» **Saved data entries**

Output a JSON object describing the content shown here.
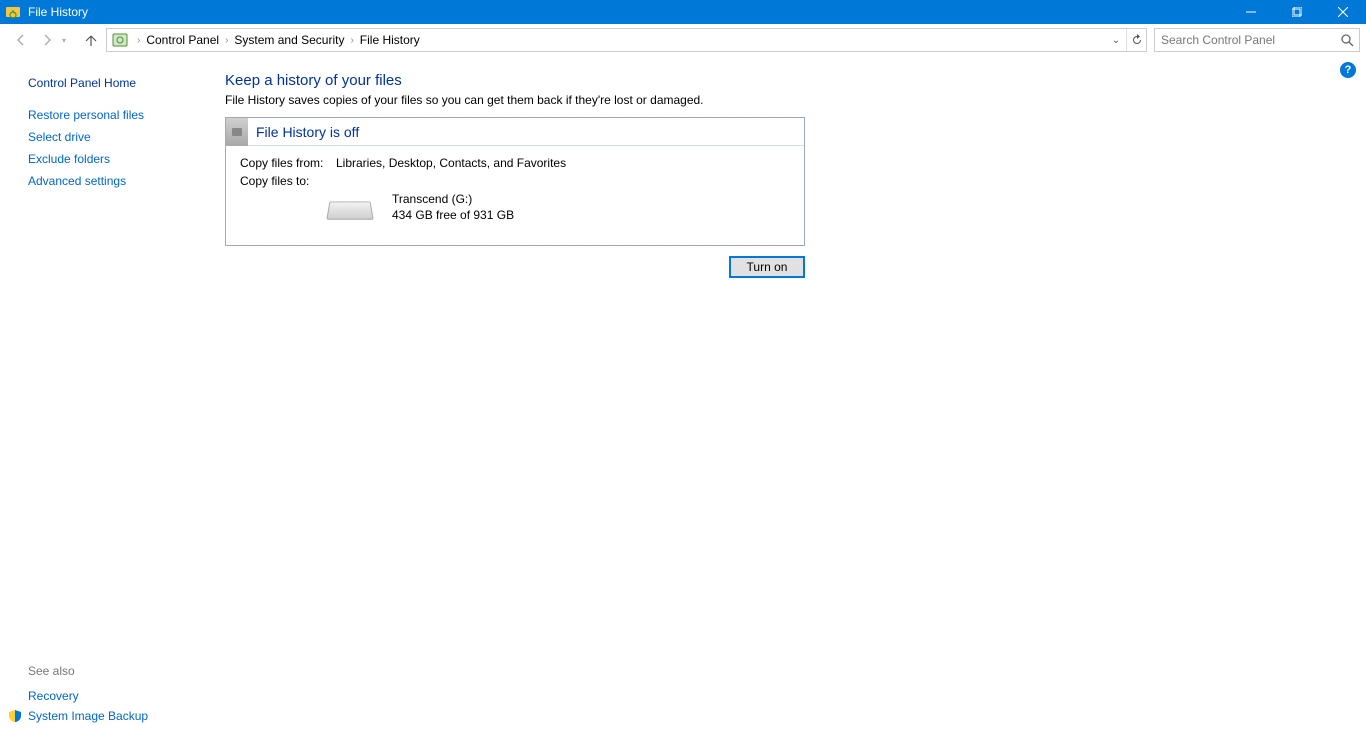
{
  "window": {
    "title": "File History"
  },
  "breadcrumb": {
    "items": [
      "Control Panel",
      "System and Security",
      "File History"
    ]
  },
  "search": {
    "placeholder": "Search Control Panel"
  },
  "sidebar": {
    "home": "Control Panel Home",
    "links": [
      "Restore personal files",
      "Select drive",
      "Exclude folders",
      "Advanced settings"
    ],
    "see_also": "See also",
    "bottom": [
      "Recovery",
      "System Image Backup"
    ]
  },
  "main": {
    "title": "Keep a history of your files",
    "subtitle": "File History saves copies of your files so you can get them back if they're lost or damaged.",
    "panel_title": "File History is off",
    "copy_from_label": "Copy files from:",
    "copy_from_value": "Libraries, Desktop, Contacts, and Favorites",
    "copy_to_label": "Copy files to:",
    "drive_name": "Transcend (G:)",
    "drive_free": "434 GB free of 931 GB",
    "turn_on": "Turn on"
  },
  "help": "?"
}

» **Task goal**
Restate the records word for word, omitting images.

» **Problem solution**
Output a JSON object describing the content shown here.
{
  "window": {
    "title": "File History"
  },
  "breadcrumb": {
    "items": [
      "Control Panel",
      "System and Security",
      "File History"
    ]
  },
  "search": {
    "placeholder": "Search Control Panel"
  },
  "sidebar": {
    "home": "Control Panel Home",
    "links": [
      "Restore personal files",
      "Select drive",
      "Exclude folders",
      "Advanced settings"
    ],
    "see_also": "See also",
    "bottom": [
      "Recovery",
      "System Image Backup"
    ]
  },
  "main": {
    "title": "Keep a history of your files",
    "subtitle": "File History saves copies of your files so you can get them back if they're lost or damaged.",
    "panel_title": "File History is off",
    "copy_from_label": "Copy files from:",
    "copy_from_value": "Libraries, Desktop, Contacts, and Favorites",
    "copy_to_label": "Copy files to:",
    "drive_name": "Transcend (G:)",
    "drive_free": "434 GB free of 931 GB",
    "turn_on": "Turn on"
  },
  "help": "?"
}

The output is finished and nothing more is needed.